**DIRECTIONS FOR THIS TASK:** Locate all lines with the word "Übergang". Copy them.

>> start THE INPUT

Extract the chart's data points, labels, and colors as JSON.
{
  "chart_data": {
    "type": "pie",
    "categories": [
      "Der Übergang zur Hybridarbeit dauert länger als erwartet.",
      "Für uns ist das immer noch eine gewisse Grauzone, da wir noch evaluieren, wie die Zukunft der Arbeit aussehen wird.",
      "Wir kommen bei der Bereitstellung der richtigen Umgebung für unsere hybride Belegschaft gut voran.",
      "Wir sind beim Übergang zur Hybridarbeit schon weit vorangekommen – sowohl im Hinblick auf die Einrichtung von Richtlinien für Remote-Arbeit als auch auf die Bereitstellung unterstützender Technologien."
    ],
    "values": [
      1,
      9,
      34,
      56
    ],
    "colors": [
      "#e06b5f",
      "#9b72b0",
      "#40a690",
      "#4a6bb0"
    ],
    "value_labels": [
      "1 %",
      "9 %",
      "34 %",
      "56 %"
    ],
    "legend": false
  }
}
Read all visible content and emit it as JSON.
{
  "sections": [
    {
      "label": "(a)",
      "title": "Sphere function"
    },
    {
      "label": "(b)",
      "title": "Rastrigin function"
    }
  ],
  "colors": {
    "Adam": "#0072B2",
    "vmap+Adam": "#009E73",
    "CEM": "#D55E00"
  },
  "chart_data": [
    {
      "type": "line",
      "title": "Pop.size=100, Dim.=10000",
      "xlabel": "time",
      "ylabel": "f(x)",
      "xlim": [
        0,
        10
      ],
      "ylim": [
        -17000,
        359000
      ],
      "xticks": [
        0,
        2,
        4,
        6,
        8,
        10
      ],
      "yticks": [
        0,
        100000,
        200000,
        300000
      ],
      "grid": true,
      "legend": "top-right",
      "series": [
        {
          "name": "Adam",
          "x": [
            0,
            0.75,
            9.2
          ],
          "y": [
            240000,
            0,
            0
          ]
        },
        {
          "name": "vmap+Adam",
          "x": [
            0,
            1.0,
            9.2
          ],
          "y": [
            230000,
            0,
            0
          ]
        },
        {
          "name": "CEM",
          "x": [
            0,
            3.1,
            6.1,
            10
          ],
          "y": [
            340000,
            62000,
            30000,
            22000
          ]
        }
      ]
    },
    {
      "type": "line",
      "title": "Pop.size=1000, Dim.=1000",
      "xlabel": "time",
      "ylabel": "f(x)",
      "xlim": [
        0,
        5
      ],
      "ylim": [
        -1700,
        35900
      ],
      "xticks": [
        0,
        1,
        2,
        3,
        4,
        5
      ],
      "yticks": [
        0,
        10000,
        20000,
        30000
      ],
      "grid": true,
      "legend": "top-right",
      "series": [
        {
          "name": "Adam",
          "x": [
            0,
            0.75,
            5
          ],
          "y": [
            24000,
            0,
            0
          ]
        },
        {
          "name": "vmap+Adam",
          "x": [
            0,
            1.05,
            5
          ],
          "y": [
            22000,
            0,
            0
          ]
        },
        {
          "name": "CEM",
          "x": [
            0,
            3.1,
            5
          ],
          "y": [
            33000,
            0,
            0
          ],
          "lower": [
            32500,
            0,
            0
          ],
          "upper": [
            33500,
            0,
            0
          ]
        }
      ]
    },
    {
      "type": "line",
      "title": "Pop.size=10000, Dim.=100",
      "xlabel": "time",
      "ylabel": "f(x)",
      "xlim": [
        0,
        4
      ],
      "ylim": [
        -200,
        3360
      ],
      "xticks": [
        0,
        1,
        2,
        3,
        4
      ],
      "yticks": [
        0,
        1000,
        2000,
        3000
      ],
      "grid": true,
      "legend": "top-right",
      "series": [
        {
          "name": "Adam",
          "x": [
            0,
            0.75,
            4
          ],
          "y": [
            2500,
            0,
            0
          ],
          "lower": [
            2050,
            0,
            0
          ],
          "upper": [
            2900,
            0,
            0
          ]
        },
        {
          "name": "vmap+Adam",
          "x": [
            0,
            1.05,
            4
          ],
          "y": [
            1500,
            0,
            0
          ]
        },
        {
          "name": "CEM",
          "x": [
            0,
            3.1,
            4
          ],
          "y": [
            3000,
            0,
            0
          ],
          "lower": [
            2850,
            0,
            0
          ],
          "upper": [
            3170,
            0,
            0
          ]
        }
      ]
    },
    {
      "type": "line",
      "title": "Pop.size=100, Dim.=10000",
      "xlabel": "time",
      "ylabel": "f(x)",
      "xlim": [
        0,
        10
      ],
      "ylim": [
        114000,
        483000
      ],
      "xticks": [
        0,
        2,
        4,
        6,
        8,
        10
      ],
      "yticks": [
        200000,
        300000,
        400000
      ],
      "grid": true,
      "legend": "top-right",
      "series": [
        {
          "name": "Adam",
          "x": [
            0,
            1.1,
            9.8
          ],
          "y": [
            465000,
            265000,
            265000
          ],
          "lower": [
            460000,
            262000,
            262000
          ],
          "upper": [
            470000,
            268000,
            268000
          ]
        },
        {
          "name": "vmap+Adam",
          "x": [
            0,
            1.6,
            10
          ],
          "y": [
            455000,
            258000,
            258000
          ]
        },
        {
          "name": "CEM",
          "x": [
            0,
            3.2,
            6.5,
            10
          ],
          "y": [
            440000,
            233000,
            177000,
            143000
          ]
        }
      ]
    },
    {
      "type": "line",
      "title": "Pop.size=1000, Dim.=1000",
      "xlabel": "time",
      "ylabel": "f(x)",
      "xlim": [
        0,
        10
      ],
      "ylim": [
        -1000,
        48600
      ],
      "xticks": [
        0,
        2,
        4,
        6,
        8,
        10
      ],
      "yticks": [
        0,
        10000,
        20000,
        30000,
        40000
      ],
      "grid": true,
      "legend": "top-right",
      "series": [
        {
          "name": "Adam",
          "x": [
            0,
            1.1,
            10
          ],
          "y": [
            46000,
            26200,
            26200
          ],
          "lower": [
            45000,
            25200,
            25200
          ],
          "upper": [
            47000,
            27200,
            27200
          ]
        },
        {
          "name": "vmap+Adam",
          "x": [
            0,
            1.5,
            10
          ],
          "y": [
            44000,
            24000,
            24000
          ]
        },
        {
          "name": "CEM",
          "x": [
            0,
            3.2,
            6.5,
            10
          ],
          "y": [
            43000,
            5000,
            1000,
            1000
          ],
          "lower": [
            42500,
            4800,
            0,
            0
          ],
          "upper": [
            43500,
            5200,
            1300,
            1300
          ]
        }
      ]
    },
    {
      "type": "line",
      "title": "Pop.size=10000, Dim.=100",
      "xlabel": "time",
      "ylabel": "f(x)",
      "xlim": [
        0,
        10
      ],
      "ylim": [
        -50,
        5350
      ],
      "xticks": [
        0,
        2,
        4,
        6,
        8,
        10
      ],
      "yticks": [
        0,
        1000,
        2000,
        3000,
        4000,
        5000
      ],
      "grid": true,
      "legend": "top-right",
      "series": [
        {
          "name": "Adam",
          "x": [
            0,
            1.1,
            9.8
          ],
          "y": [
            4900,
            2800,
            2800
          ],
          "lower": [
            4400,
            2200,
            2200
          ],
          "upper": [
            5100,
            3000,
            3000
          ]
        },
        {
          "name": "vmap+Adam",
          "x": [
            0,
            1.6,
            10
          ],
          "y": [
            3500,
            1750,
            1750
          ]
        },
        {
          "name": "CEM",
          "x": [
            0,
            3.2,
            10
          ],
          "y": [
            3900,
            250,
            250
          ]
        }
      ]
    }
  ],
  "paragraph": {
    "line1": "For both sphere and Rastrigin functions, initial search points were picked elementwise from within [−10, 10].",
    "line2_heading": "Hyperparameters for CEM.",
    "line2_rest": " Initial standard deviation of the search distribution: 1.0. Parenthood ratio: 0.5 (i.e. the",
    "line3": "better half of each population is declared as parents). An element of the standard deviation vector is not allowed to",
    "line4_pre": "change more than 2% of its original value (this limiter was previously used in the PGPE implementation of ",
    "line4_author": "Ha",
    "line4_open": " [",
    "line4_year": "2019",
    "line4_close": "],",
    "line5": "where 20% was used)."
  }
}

>> end THE INPUT

**SOLUTION TO THE EXERCISE:**
      "Der Übergang zur Hybridarbeit dauert länger als erwartet.",
      "Wir sind beim Übergang zur Hybridarbeit schon weit vorangekommen – sowohl im Hinblick auf die Einrichtung von Richtlinien für Remote-Arbeit als auch auf die Bereitstellung unterstützender Technologien."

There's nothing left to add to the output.